> _The task_
Give back all the data exactly, line by line.

— start Data supplied —

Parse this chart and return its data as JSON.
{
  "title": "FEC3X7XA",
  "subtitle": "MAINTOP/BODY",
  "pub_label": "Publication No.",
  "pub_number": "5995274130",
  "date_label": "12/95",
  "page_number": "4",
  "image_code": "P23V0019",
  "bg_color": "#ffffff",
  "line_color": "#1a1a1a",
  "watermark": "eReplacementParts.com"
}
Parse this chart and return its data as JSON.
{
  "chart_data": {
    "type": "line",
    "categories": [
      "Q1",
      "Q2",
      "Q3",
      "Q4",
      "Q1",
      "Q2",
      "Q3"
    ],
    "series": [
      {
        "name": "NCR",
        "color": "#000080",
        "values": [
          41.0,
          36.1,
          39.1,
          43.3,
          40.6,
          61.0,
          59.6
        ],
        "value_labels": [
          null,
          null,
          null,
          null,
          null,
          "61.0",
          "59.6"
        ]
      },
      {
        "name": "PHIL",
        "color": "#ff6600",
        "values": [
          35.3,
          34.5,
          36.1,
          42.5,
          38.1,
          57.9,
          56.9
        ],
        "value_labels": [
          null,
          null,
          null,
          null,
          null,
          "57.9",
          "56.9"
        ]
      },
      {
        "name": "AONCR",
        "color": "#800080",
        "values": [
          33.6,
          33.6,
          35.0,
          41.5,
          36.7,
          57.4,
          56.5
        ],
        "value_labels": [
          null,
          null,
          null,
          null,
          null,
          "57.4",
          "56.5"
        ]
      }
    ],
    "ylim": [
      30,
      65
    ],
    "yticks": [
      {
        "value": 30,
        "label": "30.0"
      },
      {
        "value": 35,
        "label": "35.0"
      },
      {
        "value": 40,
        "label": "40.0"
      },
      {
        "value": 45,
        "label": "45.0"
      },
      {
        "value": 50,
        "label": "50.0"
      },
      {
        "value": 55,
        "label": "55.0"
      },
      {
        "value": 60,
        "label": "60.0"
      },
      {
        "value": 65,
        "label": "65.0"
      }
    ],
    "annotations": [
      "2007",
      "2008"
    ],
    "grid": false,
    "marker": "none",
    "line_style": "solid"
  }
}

— end Data supplied —

> _Answer to this task_
Parse this chart and return its data as JSON.
{
  "title": "FEC3X7XA",
  "subtitle": "MAINTOP/BODY",
  "pub_label": "Publication No.",
  "pub_number": "5995274130",
  "date_label": "12/95",
  "page_number": "4",
  "image_code": "P23V0019",
  "bg_color": "#ffffff",
  "line_color": "#1a1a1a",
  "watermark": "eReplacementParts.com"
}
Parse this chart and return its data as JSON.
{
  "chart_data": {
    "type": "line",
    "categories": [
      "Q1",
      "Q2",
      "Q3",
      "Q4",
      "Q1",
      "Q2",
      "Q3"
    ],
    "series": [
      {
        "name": "NCR",
        "color": "#000080",
        "values": [
          41.0,
          36.1,
          39.1,
          43.3,
          40.6,
          61.0,
          59.6
        ],
        "value_labels": [
          null,
          null,
          null,
          null,
          null,
          "61.0",
          "59.6"
        ]
      },
      {
        "name": "PHIL",
        "color": "#ff6600",
        "values": [
          35.3,
          34.5,
          36.1,
          42.5,
          38.1,
          57.9,
          56.9
        ],
        "value_labels": [
          null,
          null,
          null,
          null,
          null,
          "57.9",
          "56.9"
        ]
      },
      {
        "name": "AONCR",
        "color": "#800080",
        "values": [
          33.6,
          33.6,
          35.0,
          41.5,
          36.7,
          57.4,
          56.5
        ],
        "value_labels": [
          null,
          null,
          null,
          null,
          null,
          "57.4",
          "56.5"
        ]
      }
    ],
    "ylim": [
      30,
      65
    ],
    "yticks": [
      {
        "value": 30,
        "label": "30.0"
      },
      {
        "value": 35,
        "label": "35.0"
      },
      {
        "value": 40,
        "label": "40.0"
      },
      {
        "value": 45,
        "label": "45.0"
      },
      {
        "value": 50,
        "label": "50.0"
      },
      {
        "value": 55,
        "label": "55.0"
      },
      {
        "value": 60,
        "label": "60.0"
      },
      {
        "value": 65,
        "label": "65.0"
      }
    ],
    "annotations": [
      "2007",
      "2008"
    ],
    "grid": false,
    "marker": "none",
    "line_style": "solid"
  }
}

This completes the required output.